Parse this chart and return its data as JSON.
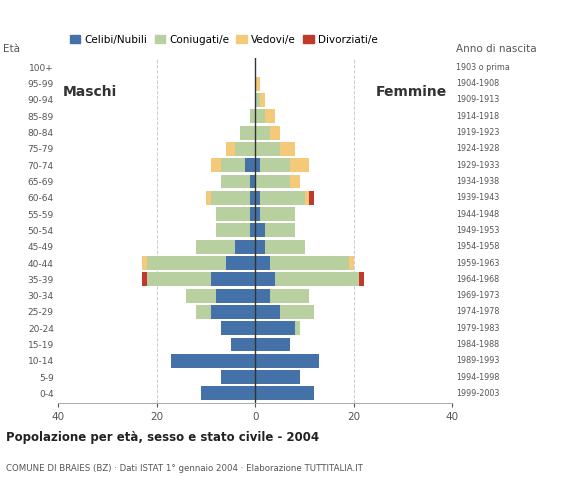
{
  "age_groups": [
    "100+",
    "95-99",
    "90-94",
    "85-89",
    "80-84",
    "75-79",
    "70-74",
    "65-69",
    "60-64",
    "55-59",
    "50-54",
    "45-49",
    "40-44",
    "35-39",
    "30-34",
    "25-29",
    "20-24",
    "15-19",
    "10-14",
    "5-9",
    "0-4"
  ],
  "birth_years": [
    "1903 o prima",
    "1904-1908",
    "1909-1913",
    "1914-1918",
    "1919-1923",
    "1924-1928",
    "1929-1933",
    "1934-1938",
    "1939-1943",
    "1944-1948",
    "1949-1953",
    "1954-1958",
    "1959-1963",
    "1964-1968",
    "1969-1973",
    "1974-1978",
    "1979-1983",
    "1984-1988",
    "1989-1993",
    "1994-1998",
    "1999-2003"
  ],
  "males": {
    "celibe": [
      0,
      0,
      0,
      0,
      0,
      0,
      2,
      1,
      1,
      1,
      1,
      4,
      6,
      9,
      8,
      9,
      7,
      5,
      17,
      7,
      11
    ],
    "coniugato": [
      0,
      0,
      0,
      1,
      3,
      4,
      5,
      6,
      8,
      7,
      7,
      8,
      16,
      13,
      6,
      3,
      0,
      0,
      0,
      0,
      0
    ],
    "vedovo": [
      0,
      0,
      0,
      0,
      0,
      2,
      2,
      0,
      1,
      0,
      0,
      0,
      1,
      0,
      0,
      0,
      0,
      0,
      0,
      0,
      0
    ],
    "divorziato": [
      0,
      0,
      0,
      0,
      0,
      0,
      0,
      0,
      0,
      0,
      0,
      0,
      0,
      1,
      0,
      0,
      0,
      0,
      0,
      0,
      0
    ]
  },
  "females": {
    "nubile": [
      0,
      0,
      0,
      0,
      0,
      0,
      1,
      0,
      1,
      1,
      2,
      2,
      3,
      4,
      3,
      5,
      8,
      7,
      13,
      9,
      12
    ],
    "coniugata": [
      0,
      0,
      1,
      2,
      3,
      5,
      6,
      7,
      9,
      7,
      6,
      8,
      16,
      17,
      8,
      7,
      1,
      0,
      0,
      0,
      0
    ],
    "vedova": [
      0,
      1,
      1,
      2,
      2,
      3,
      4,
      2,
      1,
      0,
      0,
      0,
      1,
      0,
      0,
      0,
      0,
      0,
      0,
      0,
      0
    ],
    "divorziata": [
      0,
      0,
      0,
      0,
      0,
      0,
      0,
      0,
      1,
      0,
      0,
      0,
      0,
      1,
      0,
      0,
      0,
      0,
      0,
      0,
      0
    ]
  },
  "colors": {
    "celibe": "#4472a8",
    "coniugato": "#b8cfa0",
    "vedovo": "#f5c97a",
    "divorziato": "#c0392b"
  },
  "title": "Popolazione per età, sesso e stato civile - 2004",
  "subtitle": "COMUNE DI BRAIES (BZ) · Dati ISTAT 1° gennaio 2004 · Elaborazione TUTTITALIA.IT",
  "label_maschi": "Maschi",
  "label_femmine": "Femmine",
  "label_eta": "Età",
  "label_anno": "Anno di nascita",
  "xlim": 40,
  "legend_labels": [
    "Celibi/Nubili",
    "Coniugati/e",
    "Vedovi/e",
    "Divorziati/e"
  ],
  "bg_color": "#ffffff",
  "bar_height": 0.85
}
━━━━━━━━━━
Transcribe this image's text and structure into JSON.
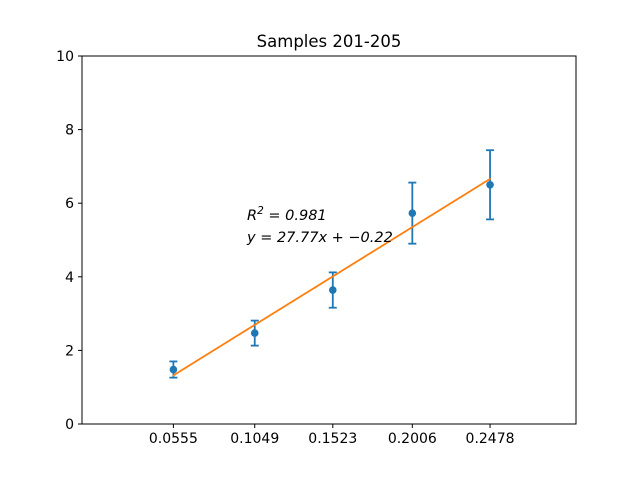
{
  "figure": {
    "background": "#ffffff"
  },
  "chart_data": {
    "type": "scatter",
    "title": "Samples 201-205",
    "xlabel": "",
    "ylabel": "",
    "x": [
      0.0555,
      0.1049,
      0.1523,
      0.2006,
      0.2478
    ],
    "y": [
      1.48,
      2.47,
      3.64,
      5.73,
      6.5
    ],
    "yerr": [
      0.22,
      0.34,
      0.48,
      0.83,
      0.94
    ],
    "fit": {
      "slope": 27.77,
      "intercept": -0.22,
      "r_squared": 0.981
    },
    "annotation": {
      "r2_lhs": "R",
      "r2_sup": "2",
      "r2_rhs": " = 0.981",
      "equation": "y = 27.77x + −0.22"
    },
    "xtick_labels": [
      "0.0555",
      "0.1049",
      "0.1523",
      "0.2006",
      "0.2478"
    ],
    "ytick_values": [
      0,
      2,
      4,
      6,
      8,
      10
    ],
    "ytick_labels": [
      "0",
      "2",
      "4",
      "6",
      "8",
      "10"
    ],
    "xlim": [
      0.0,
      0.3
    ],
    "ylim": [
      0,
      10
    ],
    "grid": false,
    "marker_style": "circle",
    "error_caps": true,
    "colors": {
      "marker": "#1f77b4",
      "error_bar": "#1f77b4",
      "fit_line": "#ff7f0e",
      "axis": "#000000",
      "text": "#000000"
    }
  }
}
━━━━━━━━━━
## SHORT TASK
Each line containing the word "this" counts once; say how many such lines there are, giving only the number.

## WRITTEN RESPONSE
2